Instruction: Copy every line of the records below where the word "person" occurs.

Records to process:
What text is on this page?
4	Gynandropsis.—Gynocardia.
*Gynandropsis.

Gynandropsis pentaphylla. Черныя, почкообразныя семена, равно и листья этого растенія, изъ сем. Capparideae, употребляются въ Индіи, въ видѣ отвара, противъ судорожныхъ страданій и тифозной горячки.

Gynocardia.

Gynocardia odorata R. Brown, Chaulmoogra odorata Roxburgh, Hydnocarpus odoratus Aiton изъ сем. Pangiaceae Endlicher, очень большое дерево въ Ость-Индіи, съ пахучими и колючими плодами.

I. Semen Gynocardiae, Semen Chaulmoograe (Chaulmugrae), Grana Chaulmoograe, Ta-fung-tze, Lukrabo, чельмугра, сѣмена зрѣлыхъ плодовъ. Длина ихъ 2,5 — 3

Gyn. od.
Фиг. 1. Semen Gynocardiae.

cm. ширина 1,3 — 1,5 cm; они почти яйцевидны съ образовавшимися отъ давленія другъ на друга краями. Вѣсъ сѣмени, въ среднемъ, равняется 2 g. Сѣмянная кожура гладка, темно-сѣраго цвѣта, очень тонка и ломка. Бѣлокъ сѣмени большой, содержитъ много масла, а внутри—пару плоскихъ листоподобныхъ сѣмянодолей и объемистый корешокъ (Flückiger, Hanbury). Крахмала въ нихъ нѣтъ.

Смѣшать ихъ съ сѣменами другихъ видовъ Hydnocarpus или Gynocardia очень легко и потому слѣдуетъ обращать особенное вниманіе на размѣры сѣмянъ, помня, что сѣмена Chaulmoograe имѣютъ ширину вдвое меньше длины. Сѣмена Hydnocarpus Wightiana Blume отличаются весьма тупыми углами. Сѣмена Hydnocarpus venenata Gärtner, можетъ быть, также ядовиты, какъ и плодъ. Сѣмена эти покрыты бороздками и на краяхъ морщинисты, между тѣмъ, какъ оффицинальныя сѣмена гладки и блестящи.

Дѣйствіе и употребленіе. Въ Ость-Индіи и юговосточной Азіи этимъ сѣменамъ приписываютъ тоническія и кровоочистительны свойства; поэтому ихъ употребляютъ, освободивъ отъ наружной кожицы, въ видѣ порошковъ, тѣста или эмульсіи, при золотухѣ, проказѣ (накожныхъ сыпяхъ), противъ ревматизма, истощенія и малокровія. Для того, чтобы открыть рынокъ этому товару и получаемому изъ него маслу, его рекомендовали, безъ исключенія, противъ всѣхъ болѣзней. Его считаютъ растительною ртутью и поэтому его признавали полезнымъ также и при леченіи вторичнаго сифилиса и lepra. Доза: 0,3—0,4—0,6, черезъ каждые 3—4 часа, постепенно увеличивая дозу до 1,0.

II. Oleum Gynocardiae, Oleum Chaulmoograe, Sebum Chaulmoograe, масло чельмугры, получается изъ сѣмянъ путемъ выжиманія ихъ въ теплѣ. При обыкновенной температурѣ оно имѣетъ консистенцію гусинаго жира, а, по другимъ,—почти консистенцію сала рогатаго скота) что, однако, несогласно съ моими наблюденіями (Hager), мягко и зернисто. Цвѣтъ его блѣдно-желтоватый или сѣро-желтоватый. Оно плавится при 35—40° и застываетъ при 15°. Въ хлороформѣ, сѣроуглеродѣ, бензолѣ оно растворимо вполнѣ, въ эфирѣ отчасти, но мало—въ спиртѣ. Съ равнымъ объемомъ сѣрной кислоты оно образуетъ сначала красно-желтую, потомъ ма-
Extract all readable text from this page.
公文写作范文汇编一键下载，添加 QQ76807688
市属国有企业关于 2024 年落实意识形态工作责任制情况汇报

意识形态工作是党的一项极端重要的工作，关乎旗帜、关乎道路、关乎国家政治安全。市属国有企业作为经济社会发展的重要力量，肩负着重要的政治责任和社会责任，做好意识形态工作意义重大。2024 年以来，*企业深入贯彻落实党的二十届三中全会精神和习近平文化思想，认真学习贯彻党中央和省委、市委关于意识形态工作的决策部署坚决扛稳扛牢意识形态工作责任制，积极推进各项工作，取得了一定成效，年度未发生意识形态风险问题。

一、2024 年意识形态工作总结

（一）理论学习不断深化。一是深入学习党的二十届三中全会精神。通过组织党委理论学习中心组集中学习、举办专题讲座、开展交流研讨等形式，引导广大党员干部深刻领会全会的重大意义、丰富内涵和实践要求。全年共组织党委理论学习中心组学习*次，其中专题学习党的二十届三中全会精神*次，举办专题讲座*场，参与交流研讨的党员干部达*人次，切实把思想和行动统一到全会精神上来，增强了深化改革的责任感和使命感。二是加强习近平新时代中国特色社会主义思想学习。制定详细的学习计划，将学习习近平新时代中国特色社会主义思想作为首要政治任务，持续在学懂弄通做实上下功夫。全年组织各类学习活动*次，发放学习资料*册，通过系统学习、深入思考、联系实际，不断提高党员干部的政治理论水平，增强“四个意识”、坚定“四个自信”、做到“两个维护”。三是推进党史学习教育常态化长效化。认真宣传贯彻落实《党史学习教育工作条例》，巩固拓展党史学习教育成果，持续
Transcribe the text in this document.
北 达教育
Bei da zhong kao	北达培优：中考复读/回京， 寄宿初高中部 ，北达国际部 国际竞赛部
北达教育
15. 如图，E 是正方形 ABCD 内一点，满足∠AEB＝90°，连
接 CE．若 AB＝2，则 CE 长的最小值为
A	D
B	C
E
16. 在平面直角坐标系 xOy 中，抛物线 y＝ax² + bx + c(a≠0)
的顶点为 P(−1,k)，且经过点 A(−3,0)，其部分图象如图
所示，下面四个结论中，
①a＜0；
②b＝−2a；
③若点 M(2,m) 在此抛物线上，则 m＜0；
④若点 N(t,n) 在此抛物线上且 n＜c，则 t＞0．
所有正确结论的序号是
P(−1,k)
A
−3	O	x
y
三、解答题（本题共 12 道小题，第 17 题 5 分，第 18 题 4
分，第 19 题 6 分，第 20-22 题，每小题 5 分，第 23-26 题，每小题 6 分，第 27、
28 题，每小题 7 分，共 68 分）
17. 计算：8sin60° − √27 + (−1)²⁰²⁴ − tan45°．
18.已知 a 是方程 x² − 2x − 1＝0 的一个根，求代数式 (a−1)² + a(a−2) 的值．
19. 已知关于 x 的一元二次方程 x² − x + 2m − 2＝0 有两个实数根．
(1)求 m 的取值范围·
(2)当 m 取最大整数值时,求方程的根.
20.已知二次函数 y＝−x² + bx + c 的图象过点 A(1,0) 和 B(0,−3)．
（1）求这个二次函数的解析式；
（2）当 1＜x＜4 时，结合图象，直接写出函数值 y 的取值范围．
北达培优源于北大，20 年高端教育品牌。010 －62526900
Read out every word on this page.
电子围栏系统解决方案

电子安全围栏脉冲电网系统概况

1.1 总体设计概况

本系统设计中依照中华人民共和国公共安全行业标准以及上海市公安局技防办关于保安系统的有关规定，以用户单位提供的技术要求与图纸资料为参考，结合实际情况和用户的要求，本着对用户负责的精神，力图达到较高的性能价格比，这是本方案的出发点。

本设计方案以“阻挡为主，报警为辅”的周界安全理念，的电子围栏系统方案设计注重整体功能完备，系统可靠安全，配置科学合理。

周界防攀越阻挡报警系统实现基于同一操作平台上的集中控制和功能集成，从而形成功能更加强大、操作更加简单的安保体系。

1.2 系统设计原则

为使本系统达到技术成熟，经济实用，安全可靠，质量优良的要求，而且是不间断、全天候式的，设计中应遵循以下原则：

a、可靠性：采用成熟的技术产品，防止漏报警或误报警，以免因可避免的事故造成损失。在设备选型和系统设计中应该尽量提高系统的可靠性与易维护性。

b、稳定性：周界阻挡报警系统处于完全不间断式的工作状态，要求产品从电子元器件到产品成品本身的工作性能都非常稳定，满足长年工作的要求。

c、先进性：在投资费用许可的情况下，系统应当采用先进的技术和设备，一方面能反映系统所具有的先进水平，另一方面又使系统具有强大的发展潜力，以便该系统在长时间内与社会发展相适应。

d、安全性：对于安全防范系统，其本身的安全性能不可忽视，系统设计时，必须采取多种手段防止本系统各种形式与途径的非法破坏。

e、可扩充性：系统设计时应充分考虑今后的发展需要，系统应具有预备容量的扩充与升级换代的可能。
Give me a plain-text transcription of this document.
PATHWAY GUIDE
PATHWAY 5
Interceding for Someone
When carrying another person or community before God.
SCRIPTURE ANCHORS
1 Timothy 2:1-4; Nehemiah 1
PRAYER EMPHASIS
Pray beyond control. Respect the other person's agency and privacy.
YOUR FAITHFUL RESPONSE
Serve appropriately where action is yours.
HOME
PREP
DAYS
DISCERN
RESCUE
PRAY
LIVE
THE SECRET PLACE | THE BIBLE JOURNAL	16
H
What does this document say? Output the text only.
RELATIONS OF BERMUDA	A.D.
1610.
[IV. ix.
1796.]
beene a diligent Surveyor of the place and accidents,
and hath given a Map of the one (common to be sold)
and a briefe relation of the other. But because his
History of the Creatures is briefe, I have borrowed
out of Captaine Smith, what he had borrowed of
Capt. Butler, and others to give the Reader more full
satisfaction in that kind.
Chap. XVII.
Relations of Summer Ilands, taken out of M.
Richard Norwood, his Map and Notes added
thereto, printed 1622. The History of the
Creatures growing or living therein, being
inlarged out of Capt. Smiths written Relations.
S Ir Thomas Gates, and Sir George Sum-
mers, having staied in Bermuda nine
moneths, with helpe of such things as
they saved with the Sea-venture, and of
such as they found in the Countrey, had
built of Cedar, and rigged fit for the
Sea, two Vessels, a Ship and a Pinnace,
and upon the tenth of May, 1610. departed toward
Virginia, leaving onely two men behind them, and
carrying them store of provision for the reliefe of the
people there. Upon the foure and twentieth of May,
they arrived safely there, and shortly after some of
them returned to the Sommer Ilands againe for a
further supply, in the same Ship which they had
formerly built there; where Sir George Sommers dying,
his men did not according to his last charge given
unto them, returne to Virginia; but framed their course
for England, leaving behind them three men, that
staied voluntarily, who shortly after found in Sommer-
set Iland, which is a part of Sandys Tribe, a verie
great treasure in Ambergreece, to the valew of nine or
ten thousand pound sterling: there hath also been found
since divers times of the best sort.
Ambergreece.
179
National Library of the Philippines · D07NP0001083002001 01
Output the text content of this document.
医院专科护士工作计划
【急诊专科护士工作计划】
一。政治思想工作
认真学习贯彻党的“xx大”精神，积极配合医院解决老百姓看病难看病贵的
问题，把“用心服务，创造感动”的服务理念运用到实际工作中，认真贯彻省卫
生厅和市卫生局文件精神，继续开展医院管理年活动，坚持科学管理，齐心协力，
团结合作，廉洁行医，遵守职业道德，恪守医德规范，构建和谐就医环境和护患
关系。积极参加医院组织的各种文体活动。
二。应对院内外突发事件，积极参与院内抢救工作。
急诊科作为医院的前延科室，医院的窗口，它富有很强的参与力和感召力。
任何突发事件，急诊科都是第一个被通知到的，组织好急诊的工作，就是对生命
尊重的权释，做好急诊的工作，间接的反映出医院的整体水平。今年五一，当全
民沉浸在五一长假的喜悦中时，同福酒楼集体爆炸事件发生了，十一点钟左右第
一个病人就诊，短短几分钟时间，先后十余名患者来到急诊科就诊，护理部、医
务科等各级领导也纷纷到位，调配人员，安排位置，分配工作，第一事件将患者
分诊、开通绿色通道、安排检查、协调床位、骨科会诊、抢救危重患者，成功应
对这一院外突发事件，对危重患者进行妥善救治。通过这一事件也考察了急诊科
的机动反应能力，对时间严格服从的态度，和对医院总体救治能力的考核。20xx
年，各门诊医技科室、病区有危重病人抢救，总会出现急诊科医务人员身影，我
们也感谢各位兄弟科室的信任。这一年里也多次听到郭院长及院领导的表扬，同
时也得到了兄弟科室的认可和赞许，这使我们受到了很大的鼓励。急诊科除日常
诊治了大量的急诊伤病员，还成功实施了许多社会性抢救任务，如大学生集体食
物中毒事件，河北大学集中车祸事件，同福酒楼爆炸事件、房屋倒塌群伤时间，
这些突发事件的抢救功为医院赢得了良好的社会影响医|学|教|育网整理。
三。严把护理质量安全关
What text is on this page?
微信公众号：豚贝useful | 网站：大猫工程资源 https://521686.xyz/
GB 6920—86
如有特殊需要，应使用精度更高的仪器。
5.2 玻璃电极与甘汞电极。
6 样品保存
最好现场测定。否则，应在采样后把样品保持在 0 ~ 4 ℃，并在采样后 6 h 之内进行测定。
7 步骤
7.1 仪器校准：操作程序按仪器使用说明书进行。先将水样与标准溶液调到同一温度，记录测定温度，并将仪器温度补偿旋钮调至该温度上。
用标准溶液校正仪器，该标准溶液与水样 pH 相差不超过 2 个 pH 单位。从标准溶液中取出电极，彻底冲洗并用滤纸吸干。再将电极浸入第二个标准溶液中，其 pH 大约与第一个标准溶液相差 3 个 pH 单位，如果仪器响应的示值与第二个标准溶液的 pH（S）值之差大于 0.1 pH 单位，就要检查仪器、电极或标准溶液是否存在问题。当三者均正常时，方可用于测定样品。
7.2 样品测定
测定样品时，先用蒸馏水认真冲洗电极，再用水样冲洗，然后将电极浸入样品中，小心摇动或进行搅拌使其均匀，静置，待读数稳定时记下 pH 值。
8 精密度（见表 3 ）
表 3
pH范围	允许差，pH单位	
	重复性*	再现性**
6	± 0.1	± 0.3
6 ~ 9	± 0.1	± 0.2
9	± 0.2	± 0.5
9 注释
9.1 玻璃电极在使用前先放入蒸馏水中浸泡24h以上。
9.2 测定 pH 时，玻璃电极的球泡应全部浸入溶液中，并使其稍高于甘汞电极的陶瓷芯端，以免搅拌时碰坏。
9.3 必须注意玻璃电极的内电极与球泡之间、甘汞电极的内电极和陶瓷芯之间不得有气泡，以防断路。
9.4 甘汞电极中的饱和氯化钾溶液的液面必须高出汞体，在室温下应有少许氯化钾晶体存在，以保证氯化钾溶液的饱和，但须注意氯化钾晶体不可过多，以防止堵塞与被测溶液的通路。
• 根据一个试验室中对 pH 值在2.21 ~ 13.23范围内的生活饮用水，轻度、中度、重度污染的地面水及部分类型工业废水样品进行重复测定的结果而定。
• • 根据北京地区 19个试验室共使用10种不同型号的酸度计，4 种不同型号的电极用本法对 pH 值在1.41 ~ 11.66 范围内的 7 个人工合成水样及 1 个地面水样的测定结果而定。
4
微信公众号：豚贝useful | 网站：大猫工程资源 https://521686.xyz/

Task answer:
When carrying another person or community before God.
Pray beyond control. Respect the other person's agency and privacy.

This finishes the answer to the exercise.